= The request =
All lines from the line containing "What's the underlying" up to and including the last line of the listing below should be echoed exactly; no other lines belong in the response.

= Entries shown =
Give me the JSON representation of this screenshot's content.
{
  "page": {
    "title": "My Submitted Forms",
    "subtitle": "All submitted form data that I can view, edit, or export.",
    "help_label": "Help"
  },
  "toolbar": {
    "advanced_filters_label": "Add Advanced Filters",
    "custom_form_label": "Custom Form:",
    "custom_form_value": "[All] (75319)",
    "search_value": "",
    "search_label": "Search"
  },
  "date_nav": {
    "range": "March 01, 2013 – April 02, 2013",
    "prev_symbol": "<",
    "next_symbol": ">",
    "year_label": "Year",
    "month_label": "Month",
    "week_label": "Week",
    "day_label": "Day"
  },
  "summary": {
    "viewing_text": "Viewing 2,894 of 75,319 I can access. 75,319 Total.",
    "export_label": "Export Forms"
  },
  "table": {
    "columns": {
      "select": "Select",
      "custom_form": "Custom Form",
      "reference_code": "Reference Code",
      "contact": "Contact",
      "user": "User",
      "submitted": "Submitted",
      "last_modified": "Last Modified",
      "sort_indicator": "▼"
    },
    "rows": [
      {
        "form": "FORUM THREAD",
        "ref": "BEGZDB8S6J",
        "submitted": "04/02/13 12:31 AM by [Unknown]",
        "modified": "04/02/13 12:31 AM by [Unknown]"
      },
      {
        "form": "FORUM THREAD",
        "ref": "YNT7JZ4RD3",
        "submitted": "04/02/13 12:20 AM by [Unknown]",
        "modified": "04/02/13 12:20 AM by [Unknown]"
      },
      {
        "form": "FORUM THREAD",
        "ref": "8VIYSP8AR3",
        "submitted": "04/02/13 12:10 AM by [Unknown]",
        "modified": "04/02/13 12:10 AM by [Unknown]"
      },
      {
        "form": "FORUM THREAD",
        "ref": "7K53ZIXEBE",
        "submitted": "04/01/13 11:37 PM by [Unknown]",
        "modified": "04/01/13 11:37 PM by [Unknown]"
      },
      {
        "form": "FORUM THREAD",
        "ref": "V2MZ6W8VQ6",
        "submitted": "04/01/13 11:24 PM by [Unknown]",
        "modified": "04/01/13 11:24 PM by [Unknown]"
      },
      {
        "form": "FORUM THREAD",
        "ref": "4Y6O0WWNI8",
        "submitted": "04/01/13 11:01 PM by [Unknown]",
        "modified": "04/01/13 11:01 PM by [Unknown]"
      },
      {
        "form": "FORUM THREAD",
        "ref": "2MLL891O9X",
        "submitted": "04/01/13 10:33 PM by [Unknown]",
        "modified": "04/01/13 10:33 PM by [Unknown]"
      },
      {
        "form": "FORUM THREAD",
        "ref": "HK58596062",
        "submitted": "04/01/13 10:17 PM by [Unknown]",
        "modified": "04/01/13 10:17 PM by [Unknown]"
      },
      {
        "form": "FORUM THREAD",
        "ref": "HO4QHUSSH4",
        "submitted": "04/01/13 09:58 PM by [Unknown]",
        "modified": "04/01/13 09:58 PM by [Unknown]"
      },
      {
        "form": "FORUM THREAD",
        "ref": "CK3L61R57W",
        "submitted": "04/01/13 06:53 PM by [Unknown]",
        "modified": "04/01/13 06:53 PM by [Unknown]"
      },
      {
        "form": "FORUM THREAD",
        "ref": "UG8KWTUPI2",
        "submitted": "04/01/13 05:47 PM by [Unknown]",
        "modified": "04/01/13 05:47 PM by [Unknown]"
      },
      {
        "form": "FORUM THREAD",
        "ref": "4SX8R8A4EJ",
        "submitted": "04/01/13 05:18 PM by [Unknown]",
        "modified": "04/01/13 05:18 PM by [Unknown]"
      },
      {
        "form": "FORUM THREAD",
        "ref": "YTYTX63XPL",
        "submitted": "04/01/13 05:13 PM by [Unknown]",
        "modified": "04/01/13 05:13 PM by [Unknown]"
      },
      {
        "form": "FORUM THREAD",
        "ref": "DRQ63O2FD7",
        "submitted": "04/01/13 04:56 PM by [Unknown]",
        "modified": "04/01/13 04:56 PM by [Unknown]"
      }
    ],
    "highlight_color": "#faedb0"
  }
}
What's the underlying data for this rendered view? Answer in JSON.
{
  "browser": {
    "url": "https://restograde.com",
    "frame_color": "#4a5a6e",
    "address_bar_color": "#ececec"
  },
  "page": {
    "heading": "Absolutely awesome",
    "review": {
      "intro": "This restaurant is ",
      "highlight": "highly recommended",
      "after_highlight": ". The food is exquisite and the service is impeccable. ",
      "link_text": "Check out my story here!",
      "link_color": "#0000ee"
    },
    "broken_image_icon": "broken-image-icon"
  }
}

= In response =
What's the underlying data for this rendered view? Answer in JSON.
{
  "browser": {
    "url": "https://restograde.com",
    "frame_color": "#4a5a6e",
    "address_bar_color": "#ececec"
  },
  "page": {
    "heading": "Absolutely awesome",
    "review": {
      "intro": "This restaurant is ",
      "highlight": "highly recommended",
      "after_highlight": ". The food is exquisite and the service is impeccable. ",
      "link_text": "Check out my story here!",
      "link_color": "#0000ee"
    },
    "broken_image_icon": "broken-image-icon"
  }
}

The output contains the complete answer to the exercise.